[Stored data entries]
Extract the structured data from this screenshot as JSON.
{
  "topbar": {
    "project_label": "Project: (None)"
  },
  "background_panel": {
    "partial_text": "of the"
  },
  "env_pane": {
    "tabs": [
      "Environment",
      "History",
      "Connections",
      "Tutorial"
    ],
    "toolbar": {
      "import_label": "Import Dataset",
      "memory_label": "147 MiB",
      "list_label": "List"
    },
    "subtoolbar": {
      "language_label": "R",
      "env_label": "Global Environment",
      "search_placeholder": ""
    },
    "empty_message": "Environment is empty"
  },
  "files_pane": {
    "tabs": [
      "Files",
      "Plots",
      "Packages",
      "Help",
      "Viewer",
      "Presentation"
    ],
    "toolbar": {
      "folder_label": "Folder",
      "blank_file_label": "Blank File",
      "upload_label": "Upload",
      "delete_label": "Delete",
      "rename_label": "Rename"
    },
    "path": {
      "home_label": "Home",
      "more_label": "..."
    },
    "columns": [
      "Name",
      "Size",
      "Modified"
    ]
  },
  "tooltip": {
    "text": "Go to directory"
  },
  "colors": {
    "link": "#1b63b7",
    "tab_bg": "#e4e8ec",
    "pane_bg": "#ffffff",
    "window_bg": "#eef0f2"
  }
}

▸ Exercise task
Locate the word "Environment" in the records and collect each line it appears in.

▸ Exercise response
      "Environment",
      "env_label": "Global Environment",
    "empty_message": "Environment is empty"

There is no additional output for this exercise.